Your task –
Repeat the lines that follow, leaving nothing out.
---*---
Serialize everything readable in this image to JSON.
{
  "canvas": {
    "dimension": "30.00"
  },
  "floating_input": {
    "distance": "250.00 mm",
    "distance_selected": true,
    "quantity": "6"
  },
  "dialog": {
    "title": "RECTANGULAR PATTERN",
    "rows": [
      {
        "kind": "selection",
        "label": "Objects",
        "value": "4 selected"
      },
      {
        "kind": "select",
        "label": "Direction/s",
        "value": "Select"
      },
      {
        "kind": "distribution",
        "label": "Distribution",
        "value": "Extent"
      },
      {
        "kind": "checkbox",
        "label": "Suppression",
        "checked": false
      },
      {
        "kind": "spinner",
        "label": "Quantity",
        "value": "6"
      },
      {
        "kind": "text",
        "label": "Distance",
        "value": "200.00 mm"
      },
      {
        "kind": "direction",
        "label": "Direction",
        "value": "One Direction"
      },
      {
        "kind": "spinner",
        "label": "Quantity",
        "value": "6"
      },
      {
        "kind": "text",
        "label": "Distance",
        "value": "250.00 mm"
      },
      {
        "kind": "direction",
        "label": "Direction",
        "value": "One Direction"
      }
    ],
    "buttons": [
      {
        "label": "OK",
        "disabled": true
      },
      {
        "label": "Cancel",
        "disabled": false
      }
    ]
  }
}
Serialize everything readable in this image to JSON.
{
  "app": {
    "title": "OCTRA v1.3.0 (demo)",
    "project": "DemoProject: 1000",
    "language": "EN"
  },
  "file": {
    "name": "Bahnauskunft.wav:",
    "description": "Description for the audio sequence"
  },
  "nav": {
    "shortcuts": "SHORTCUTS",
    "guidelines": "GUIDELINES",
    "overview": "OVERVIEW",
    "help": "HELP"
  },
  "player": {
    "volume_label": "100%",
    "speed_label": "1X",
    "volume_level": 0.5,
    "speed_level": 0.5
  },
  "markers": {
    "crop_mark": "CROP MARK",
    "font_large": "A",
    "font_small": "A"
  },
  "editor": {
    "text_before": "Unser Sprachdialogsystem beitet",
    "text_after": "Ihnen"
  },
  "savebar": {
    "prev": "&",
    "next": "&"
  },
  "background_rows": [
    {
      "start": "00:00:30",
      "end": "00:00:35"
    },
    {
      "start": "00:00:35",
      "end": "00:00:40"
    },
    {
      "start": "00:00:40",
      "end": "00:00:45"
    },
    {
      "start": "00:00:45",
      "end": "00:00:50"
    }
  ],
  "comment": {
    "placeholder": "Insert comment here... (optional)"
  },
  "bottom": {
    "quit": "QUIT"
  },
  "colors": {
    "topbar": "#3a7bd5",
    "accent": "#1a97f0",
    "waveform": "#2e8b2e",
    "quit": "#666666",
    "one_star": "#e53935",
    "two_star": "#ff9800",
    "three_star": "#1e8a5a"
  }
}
---*---
Exercise response –
Serialize everything readable in this image to JSON.
{
  "canvas": {
    "dimension": "30.00"
  },
  "floating_input": {
    "distance": "250.00 mm",
    "distance_selected": true,
    "quantity": "6"
  },
  "dialog": {
    "title": "RECTANGULAR PATTERN",
    "rows": [
      {
        "kind": "selection",
        "label": "Objects",
        "value": "4 selected"
      },
      {
        "kind": "select",
        "label": "Direction/s",
        "value": "Select"
      },
      {
        "kind": "distribution",
        "label": "Distribution",
        "value": "Extent"
      },
      {
        "kind": "checkbox",
        "label": "Suppression",
        "checked": false
      },
      {
        "kind": "spinner",
        "label": "Quantity",
        "value": "6"
      },
      {
        "kind": "text",
        "label": "Distance",
        "value": "200.00 mm"
      },
      {
        "kind": "direction",
        "label": "Direction",
        "value": "One Direction"
      },
      {
        "kind": "spinner",
        "label": "Quantity",
        "value": "6"
      },
      {
        "kind": "text",
        "label": "Distance",
        "value": "250.00 mm"
      },
      {
        "kind": "direction",
        "label": "Direction",
        "value": "One Direction"
      }
    ],
    "buttons": [
      {
        "label": "OK",
        "disabled": true
      },
      {
        "label": "Cancel",
        "disabled": false
      }
    ]
  }
}
Serialize everything readable in this image to JSON.
{
  "app": {
    "title": "OCTRA v1.3.0 (demo)",
    "project": "DemoProject: 1000",
    "language": "EN"
  },
  "file": {
    "name": "Bahnauskunft.wav:",
    "description": "Description for the audio sequence"
  },
  "nav": {
    "shortcuts": "SHORTCUTS",
    "guidelines": "GUIDELINES",
    "overview": "OVERVIEW",
    "help": "HELP"
  },
  "player": {
    "volume_label": "100%",
    "speed_label": "1X",
    "volume_level": 0.5,
    "speed_level": 0.5
  },
  "markers": {
    "crop_mark": "CROP MARK",
    "font_large": "A",
    "font_small": "A"
  },
  "editor": {
    "text_before": "Unser Sprachdialogsystem beitet",
    "text_after": "Ihnen"
  },
  "savebar": {
    "prev": "&",
    "next": "&"
  },
  "background_rows": [
    {
      "start": "00:00:30",
      "end": "00:00:35"
    },
    {
      "start": "00:00:35",
      "end": "00:00:40"
    },
    {
      "start": "00:00:40",
      "end": "00:00:45"
    },
    {
      "start": "00:00:45",
      "end": "00:00:50"
    }
  ],
  "comment": {
    "placeholder": "Insert comment here... (optional)"
  },
  "bottom": {
    "quit": "QUIT"
  },
  "colors": {
    "topbar": "#3a7bd5",
    "accent": "#1a97f0",
    "waveform": "#2e8b2e",
    "quit": "#666666",
    "one_star": "#e53935",
    "two_star": "#ff9800",
    "three_star": "#1e8a5a"
  }
}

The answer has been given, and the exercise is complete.